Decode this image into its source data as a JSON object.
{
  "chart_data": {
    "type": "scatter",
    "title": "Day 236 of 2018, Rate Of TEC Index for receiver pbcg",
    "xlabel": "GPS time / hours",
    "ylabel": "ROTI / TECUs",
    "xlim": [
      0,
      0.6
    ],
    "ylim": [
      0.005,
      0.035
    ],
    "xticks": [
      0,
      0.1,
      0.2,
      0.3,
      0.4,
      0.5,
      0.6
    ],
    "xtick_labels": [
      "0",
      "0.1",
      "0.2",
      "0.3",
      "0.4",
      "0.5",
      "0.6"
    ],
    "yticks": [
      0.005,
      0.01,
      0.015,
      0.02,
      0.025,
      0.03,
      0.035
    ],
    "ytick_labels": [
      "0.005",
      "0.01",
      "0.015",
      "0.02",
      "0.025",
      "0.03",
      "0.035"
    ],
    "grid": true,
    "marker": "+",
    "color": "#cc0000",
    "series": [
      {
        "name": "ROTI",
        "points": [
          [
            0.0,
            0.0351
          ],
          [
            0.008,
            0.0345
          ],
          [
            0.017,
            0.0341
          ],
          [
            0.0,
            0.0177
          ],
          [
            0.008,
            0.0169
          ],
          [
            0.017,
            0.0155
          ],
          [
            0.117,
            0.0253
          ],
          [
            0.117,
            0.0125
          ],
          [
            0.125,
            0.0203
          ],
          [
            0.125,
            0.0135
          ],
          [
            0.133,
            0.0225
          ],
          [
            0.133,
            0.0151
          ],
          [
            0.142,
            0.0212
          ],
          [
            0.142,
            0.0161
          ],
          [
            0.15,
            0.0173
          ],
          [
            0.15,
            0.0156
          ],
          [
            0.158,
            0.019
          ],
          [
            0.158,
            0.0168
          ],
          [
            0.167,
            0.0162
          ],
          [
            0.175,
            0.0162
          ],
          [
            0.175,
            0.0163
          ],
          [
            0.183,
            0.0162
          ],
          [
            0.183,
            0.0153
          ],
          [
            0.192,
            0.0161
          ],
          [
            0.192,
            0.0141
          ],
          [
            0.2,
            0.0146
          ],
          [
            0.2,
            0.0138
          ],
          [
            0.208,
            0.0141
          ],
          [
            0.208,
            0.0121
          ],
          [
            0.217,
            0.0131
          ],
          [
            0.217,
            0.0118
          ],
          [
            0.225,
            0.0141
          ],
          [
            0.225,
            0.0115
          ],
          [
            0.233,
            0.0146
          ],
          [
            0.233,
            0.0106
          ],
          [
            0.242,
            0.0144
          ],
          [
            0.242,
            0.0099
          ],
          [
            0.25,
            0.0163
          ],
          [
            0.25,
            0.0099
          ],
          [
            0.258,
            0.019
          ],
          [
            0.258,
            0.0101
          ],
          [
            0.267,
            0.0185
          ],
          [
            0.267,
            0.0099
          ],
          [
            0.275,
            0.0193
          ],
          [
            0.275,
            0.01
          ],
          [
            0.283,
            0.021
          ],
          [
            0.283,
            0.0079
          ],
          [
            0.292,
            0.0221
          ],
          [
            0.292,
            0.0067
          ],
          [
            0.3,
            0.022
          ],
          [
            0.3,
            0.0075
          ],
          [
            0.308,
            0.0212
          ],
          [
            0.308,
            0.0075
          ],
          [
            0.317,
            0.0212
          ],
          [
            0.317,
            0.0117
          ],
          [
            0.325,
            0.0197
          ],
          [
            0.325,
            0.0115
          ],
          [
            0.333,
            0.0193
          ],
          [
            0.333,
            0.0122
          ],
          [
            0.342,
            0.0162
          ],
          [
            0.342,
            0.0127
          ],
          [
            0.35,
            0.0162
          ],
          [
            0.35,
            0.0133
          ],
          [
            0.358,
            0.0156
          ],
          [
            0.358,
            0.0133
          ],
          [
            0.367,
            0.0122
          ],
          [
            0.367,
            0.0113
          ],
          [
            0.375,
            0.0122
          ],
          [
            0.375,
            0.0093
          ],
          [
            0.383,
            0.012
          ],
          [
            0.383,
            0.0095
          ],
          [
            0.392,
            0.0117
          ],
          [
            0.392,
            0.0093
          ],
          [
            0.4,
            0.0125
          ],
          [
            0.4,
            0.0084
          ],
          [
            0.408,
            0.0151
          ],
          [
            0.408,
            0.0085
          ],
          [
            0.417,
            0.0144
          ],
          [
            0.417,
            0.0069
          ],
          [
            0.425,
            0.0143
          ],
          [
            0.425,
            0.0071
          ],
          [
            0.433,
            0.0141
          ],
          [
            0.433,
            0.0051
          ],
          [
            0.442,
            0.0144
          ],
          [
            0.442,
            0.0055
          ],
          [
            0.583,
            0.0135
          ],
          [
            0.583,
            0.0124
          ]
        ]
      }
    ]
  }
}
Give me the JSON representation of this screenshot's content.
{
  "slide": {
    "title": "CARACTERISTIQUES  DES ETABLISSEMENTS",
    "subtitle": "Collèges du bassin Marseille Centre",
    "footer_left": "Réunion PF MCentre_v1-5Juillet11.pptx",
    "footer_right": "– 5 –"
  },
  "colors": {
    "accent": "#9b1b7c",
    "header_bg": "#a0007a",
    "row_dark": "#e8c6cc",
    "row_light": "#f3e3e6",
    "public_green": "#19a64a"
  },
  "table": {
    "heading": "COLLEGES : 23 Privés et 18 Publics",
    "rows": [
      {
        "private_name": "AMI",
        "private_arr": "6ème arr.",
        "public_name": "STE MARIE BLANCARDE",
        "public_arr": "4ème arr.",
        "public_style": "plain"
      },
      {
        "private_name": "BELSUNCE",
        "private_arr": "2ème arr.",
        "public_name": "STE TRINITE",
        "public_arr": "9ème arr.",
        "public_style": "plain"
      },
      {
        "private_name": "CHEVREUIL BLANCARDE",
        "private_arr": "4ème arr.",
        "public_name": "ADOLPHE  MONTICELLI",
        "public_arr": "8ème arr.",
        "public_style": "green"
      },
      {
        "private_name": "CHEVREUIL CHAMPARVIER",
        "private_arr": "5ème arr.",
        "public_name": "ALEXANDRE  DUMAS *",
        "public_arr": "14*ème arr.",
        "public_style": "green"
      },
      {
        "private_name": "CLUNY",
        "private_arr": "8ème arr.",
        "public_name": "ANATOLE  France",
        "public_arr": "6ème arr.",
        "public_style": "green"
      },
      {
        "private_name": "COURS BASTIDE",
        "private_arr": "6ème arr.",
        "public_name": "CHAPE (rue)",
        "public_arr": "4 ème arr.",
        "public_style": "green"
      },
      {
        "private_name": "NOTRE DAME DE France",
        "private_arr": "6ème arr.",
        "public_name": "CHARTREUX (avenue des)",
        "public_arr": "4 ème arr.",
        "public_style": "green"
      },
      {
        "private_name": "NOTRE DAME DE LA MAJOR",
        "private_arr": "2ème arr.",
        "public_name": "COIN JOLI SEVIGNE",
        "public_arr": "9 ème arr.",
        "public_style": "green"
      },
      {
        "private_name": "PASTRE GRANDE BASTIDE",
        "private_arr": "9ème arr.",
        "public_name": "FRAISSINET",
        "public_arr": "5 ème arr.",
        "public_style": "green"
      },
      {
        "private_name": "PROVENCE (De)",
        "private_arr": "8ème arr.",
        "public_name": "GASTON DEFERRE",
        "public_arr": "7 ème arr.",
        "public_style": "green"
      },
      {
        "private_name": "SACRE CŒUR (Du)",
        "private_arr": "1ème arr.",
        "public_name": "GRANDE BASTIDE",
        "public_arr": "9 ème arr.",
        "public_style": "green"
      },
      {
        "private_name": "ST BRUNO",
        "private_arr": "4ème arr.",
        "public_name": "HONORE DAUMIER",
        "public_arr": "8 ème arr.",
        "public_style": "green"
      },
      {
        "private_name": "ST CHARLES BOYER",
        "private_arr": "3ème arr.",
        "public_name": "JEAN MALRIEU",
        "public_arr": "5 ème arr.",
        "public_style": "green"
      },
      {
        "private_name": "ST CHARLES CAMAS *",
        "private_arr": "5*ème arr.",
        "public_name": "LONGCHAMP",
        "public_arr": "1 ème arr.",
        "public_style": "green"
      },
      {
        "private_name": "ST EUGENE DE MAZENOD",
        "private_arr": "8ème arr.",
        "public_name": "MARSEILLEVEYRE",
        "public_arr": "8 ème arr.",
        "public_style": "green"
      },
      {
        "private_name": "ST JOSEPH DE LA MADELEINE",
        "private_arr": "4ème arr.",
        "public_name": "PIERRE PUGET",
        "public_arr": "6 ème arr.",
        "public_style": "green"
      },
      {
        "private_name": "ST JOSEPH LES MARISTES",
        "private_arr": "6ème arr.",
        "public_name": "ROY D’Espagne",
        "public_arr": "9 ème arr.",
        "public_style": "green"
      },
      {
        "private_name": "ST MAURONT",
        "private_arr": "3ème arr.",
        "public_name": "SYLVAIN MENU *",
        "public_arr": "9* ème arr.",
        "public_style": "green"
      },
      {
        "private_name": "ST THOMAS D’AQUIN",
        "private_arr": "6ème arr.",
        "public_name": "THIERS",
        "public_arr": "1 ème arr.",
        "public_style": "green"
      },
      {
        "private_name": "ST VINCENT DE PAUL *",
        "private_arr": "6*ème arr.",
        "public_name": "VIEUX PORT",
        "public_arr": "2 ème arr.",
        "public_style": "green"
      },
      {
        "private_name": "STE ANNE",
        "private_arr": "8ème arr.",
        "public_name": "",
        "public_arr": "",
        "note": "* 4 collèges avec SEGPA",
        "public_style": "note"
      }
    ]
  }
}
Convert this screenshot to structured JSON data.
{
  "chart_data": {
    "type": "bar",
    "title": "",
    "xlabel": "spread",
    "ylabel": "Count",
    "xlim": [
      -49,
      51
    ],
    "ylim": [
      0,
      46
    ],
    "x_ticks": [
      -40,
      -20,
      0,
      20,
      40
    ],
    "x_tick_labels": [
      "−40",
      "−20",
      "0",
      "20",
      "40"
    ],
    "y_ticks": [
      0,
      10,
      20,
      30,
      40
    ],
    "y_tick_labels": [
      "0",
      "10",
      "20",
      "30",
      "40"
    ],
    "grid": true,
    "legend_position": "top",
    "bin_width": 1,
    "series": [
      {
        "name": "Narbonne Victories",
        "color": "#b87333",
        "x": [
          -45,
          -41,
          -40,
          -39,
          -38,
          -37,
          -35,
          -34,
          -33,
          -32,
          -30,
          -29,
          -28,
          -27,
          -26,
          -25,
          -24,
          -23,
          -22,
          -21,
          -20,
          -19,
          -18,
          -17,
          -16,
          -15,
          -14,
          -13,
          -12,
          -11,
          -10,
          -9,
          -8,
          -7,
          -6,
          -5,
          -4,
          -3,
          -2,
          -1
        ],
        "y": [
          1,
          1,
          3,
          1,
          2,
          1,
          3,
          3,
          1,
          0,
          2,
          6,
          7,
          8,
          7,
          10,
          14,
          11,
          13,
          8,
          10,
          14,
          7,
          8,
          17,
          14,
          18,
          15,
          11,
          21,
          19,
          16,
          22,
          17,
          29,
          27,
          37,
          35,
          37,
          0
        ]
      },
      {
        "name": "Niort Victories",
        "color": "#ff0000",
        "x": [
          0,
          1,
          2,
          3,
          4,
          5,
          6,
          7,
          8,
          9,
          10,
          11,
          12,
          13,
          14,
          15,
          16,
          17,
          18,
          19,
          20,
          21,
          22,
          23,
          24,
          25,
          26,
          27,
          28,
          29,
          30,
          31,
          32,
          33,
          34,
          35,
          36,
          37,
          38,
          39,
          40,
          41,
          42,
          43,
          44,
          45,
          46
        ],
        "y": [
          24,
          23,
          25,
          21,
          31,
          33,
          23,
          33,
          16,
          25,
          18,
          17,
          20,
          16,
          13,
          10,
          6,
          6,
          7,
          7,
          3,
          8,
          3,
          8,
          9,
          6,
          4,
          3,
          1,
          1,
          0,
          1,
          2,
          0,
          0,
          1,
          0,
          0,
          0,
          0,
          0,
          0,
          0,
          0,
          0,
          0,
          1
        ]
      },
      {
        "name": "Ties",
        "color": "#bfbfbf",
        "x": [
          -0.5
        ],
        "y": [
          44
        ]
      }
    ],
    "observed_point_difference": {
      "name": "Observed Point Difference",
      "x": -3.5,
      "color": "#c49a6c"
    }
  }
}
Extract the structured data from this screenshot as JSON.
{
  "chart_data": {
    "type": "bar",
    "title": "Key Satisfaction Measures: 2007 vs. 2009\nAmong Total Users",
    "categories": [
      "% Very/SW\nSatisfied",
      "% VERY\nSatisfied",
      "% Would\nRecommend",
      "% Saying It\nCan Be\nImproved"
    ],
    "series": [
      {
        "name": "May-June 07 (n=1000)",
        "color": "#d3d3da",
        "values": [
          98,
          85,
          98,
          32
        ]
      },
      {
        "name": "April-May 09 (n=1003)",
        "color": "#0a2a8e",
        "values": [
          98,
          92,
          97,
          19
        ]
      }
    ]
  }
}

· · · ·

- [The request] Send back exactly the lines from the line with "Extract the structured" through the end of the records.

- [Solved problem]
Extract the structured data from this screenshot as JSON.
{
  "chart_data": {
    "type": "bar",
    "title": "Key Satisfaction Measures: 2007 vs. 2009\nAmong Total Users",
    "categories": [
      "% Very/SW\nSatisfied",
      "% VERY\nSatisfied",
      "% Would\nRecommend",
      "% Saying It\nCan Be\nImproved"
    ],
    "series": [
      {
        "name": "May-June 07 (n=1000)",
        "color": "#d3d3da",
        "values": [
          98,
          85,
          98,
          32
        ]
      },
      {
        "name": "April-May 09 (n=1003)",
        "color": "#0a2a8e",
        "values": [
          98,
          92,
          97,
          19
        ]
      }
    ]
  }
}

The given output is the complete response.